Exercise directions => Only lines holding the string "필요하다" are wanted; copy each one from the material.

Records

──────────────────────────────

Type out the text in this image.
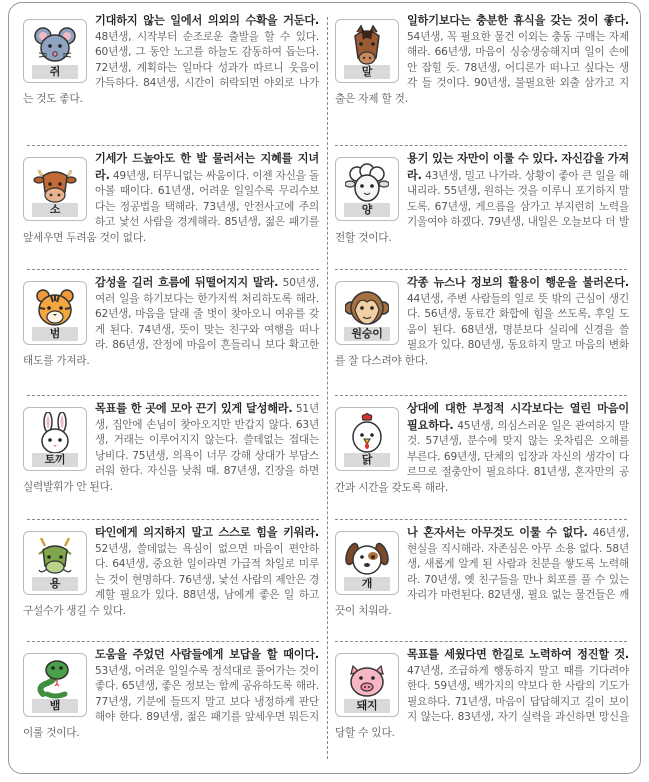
쥐
기대하지 않는 일에서 의외의 수확을 거둔다. 48년생, 시작부터 순조로운 출발을 할 수 있다. 60년생, 그 동안 노고를 하늘도 감동하여 돕는다. 72년생, 계획하는 일마다 성과가 따르니 웃음이 가득하다. 84년생, 시간이 허락되면 야외로 나가는 것도 좋다.
말
일하기보다는 충분한 휴식을 갖는 것이 좋다. 54년생, 꼭 필요한 물건 이외는 충동 구매는 자제해라. 66년생, 마음이 싱숭생숭해지며 일이 손에 안 잡힐 듯. 78년생, 어디론가 떠나고 싶다는 생각 들 것이다. 90년생, 불필요한 외출 삼가고 지출은 자제 할 것.
소
기세가 드높아도 한 발 물러서는 지혜를 지녀라. 49년생, 터무니없는 싸움이다. 이젠 자신을 돌아볼 때이다. 61년생, 어려운 일일수록 무리수보다는 정공법을 택해라. 73년생, 안전사고에 주의하고 낯선 사람을 경계해라. 85년생, 젊은 패기를 앞세우면 두려움 것이 없다.
양
용기 있는 자만이 이룰 수 있다. 자신감을 가져라. 43년생, 밀고 나가라. 상황이 좋아 큰 일을 해내리라. 55년생, 원하는 것을 이루니 포기하지 말도록. 67년생, 게으름을 삼가고 부지런히 노력을 기울여야 하겠다. 79년생, 내일은 오늘보다 더 발전할 것이다.
범
감성을 길러 흐름에 뒤떨어지지 말라. 50년생, 여러 일을 하기보다는 한가지씩 처리하도록 해라. 62년생, 마음을 달래 줄 벗이 찾아오니 여유를 갖게 된다. 74년생, 뜻이 맞는 친구와 여행을 떠나라. 86년생, 잔정에 마음이 흔들리니 보다 확고한 태도를 가져라.
원숭이
각종 뉴스나 정보의 활용이 행운을 불러온다. 44년생, 주변 사람들의 일로 뜻 밖의 근심이 생긴다. 56년생, 동료간 화합에 힘을 쓰도록, 후일 도움이 된다. 68년생, 명분보다 실리에 신경을 쓸 필요가 있다. 80년생, 동요하지 말고 마음의 변화를 잘 다스려야 한다.
토끼
목표를 한 곳에 모아 끈기 있게 달성해라. 51년생, 집안에 손님이 찾아오지만 반갑지 않다. 63년생, 거래는 이루어지지 않는다. 쓸데없는 접대는 낭비다. 75년생, 의욕이 너무 강해 상대가 부담스러워 한다. 자신을 낮춰 때. 87년생, 긴장을 하면 실력발휘가 안 된다.
닭
상대에 대한 부정적 시각보다는 열린 마음이 필요하다. 45년생, 의심스러운 일은 관여하지 말 것. 57년생, 분수에 맞지 않는 옷차림은 오해를 부른다. 69년생, 단체의 입장과 자신의 생각이 다르므로 절충안이 필요하다. 81년생, 혼자만의 공간과 시간을 갖도록 해라.
용
타인에게 의지하지 말고 스스로 힘을 키워라. 52년생, 쓸데없는 욕심이 없으면 마음이 편안하다. 64년생, 중요한 일이라면 가급적 차일로 미루는 것이 현명하다. 76년생, 낯선 사람의 제안은 경계할 필요가 있다. 88년생, 남에게 좋은 일 하고 구설수가 생길 수 있다.
개
나 혼자서는 아무것도 이룰 수 없다. 46년생, 현실을 직시해라. 자존심은 아무 소용 없다. 58년생, 새롭게 알게 된 사람과 친분을 쌓도록 노력해라. 70년생, 옛 친구들을 만나 회포를 풀 수 있는 자리가 마련된다. 82년생, 필요 없는 물건들은 깨끗이 치워라.
뱀
도움을 주었던 사람들에게 보답을 할 때이다. 53년생, 어려운 일일수록 정석대로 풀어가는 것이 좋다. 65년생, 좋은 정보는 함께 공유하도록 해라. 77년생, 기분에 들뜨지 말고 보다 냉정하게 판단해야 한다. 89년생, 젊은 패기를 앞세우면 뭐든지 이룰 것이다.
돼지
목표를 세웠다면 한길로 노력하여 정진할 것. 47년생, 조급하게 행동하지 말고 때를 기다려야 한다. 59년생, 백가지의 약보다 한 사람의 기도가 필요하다. 71년생, 마음이 답답해지고 길이 보이지 않는다. 83년생, 자기 실력을 과신하면 망신을 당할 수 있다.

──────────────────────────────

Answer to this task =>
상대에 대한 부정적 시각보다는 열린 마음이 필요하다. 45년생, 의심스러운 일은 관여하지 말 것. 57년생, 분수에 맞지 않는 옷차림은 오해를 부른다. 69년생, 단체의 입장과 자신의 생각이 다르므로 절충안이 필요하다. 81년생, 혼자만의 공간과 시간을 갖도록 해라.
목표를 세웠다면 한길로 노력하여 정진할 것. 47년생, 조급하게 행동하지 말고 때를 기다려야 한다. 59년생, 백가지의 약보다 한 사람의 기도가 필요하다. 71년생, 마음이 답답해지고 길이 보이지 않는다. 83년생, 자기 실력을 과신하면 망신을 당할 수 있다.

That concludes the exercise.